■ **Work to do**
Please give the listing again, word for word, with nothing left out.

** Start Stored rows **

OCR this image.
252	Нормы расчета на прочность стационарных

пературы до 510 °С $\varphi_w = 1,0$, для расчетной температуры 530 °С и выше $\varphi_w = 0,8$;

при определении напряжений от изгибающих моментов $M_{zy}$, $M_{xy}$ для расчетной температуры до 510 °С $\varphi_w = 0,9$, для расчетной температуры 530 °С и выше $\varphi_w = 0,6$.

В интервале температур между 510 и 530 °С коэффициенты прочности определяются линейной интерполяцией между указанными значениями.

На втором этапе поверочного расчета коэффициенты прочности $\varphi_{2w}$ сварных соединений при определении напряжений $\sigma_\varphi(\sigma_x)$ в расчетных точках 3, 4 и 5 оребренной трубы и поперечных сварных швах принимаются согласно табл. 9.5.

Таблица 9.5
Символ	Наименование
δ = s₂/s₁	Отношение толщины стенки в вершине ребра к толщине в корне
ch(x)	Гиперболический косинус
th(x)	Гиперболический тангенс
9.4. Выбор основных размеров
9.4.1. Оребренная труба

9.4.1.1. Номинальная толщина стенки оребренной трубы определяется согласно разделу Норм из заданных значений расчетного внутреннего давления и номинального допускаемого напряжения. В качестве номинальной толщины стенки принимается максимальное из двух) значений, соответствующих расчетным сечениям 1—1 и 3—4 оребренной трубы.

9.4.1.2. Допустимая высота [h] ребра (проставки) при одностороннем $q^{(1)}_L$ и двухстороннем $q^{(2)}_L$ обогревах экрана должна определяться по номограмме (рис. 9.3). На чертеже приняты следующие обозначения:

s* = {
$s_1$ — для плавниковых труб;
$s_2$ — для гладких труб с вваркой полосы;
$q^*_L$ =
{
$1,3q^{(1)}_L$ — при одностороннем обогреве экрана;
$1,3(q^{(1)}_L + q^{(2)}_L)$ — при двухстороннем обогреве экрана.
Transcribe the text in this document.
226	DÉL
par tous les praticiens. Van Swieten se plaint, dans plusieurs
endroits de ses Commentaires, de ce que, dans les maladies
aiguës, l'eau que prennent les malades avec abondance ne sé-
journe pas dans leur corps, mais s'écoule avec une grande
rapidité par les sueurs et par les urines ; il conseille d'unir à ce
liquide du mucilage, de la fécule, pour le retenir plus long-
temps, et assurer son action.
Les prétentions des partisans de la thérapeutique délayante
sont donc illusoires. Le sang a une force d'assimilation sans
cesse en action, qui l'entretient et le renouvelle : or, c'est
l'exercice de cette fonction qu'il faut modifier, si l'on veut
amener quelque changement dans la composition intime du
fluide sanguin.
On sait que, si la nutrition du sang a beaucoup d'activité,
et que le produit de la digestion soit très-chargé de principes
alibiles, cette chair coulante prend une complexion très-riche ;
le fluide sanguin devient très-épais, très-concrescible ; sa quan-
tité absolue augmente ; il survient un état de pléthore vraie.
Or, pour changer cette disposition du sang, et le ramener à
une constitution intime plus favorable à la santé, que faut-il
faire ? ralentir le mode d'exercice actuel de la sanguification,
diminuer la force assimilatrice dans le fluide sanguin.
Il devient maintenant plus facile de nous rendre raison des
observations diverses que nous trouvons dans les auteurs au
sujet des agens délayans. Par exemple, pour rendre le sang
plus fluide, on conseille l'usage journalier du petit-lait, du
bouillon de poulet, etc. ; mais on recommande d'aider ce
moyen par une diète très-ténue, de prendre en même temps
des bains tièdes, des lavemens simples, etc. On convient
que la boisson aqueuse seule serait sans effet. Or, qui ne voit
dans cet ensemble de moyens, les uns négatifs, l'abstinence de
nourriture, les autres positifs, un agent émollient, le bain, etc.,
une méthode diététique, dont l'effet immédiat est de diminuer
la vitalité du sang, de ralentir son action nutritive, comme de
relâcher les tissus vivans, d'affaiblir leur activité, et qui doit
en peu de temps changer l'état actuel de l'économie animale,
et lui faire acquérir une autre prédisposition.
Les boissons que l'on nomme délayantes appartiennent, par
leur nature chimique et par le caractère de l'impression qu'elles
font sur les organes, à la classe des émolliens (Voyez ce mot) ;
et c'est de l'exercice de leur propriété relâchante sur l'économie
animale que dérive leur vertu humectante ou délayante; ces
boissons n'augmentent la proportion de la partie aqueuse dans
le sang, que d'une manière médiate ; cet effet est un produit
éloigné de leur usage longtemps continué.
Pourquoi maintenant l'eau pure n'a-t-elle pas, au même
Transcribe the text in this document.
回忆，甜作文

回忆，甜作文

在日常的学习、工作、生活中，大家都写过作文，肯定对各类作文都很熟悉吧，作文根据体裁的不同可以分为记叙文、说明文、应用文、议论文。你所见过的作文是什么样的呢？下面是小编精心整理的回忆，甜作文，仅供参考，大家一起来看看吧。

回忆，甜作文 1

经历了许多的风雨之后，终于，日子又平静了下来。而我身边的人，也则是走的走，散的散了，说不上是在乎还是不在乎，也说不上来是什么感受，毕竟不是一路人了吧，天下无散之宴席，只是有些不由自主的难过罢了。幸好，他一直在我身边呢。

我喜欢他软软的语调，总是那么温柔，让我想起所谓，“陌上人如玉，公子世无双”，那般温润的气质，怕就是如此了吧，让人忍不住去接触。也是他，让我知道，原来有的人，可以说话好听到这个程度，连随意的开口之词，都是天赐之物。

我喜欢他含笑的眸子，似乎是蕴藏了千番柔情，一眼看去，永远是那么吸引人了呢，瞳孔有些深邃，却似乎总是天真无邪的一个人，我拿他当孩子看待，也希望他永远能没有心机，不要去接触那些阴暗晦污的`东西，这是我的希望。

** End Stored rows **

■ **Expected answer**
OCR this image.
252	Нормы расчета на прочность стационарных

пературы до 510 °С $\varphi_w = 1,0$, для расчетной температуры 530 °С и выше $\varphi_w = 0,8$;

при определении напряжений от изгибающих моментов $M_{zy}$, $M_{xy}$ для расчетной температуры до 510 °С $\varphi_w = 0,9$, для расчетной температуры 530 °С и выше $\varphi_w = 0,6$.

В интервале температур между 510 и 530 °С коэффициенты прочности определяются линейной интерполяцией между указанными значениями.

На втором этапе поверочного расчета коэффициенты прочности $\varphi_{2w}$ сварных соединений при определении напряжений $\sigma_\varphi(\sigma_x)$ в расчетных точках 3, 4 и 5 оребренной трубы и поперечных сварных швах принимаются согласно табл. 9.5.

Таблица 9.5
Символ	Наименование
δ = s₂/s₁	Отношение толщины стенки в вершине ребра к толщине в корне
ch(x)	Гиперболический косинус
th(x)	Гиперболический тангенс
9.4. Выбор основных размеров
9.4.1. Оребренная труба

9.4.1.1. Номинальная толщина стенки оребренной трубы определяется согласно разделу Норм из заданных значений расчетного внутреннего давления и номинального допускаемого напряжения. В качестве номинальной толщины стенки принимается максимальное из двух) значений, соответствующих расчетным сечениям 1—1 и 3—4 оребренной трубы.

9.4.1.2. Допустимая высота [h] ребра (проставки) при одностороннем $q^{(1)}_L$ и двухстороннем $q^{(2)}_L$ обогревах экрана должна определяться по номограмме (рис. 9.3). На чертеже приняты следующие обозначения:

s* = {
$s_1$ — для плавниковых труб;
$s_2$ — для гладких труб с вваркой полосы;
$q^*_L$ =
{
$1,3q^{(1)}_L$ — при одностороннем обогреве экрана;
$1,3(q^{(1)}_L + q^{(2)}_L)$ — при двухстороннем обогреве экрана.
Transcribe the text in this document.
226	DÉL
par tous les praticiens. Van Swieten se plaint, dans plusieurs
endroits de ses Commentaires, de ce que, dans les maladies
aiguës, l'eau que prennent les malades avec abondance ne sé-
journe pas dans leur corps, mais s'écoule avec une grande
rapidité par les sueurs et par les urines ; il conseille d'unir à ce
liquide du mucilage, de la fécule, pour le retenir plus long-
temps, et assurer son action.
Les prétentions des partisans de la thérapeutique délayante
sont donc illusoires. Le sang a une force d'assimilation sans
cesse en action, qui l'entretient et le renouvelle : or, c'est
l'exercice de cette fonction qu'il faut modifier, si l'on veut
amener quelque changement dans la composition intime du
fluide sanguin.
On sait que, si la nutrition du sang a beaucoup d'activité,
et que le produit de la digestion soit très-chargé de principes
alibiles, cette chair coulante prend une complexion très-riche ;
le fluide sanguin devient très-épais, très-concrescible ; sa quan-
tité absolue augmente ; il survient un état de pléthore vraie.
Or, pour changer cette disposition du sang, et le ramener à
une constitution intime plus favorable à la santé, que faut-il
faire ? ralentir le mode d'exercice actuel de la sanguification,
diminuer la force assimilatrice dans le fluide sanguin.
Il devient maintenant plus facile de nous rendre raison des
observations diverses que nous trouvons dans les auteurs au
sujet des agens délayans. Par exemple, pour rendre le sang
plus fluide, on conseille l'usage journalier du petit-lait, du
bouillon de poulet, etc. ; mais on recommande d'aider ce
moyen par une diète très-ténue, de prendre en même temps
des bains tièdes, des lavemens simples, etc. On convient
que la boisson aqueuse seule serait sans effet. Or, qui ne voit
dans cet ensemble de moyens, les uns négatifs, l'abstinence de
nourriture, les autres positifs, un agent émollient, le bain, etc.,
une méthode diététique, dont l'effet immédiat est de diminuer
la vitalité du sang, de ralentir son action nutritive, comme de
relâcher les tissus vivans, d'affaiblir leur activité, et qui doit
en peu de temps changer l'état actuel de l'économie animale,
et lui faire acquérir une autre prédisposition.
Les boissons que l'on nomme délayantes appartiennent, par
leur nature chimique et par le caractère de l'impression qu'elles
font sur les organes, à la classe des émolliens (Voyez ce mot) ;
et c'est de l'exercice de leur propriété relâchante sur l'économie
animale que dérive leur vertu humectante ou délayante; ces
boissons n'augmentent la proportion de la partie aqueuse dans
le sang, que d'une manière médiate ; cet effet est un produit
éloigné de leur usage longtemps continué.
Pourquoi maintenant l'eau pure n'a-t-elle pas, au même
Transcribe the text in this document.
回忆，甜作文

回忆，甜作文

在日常的学习、工作、生活中，大家都写过作文，肯定对各类作文都很熟悉吧，作文根据体裁的不同可以分为记叙文、说明文、应用文、议论文。你所见过的作文是什么样的呢？下面是小编精心整理的回忆，甜作文，仅供参考，大家一起来看看吧。

回忆，甜作文 1

经历了许多的风雨之后，终于，日子又平静了下来。而我身边的人，也则是走的走，散的散了，说不上是在乎还是不在乎，也说不上来是什么感受，毕竟不是一路人了吧，天下无散之宴席，只是有些不由自主的难过罢了。幸好，他一直在我身边呢。

我喜欢他软软的语调，总是那么温柔，让我想起所谓，“陌上人如玉，公子世无双”，那般温润的气质，怕就是如此了吧，让人忍不住去接触。也是他，让我知道，原来有的人，可以说话好听到这个程度，连随意的开口之词，都是天赐之物。

我喜欢他含笑的眸子，似乎是蕴藏了千番柔情，一眼看去，永远是那么吸引人了呢，瞳孔有些深邃，却似乎总是天真无邪的一个人，我拿他当孩子看待，也希望他永远能没有心机，不要去接触那些阴暗晦污的`东西，这是我的希望。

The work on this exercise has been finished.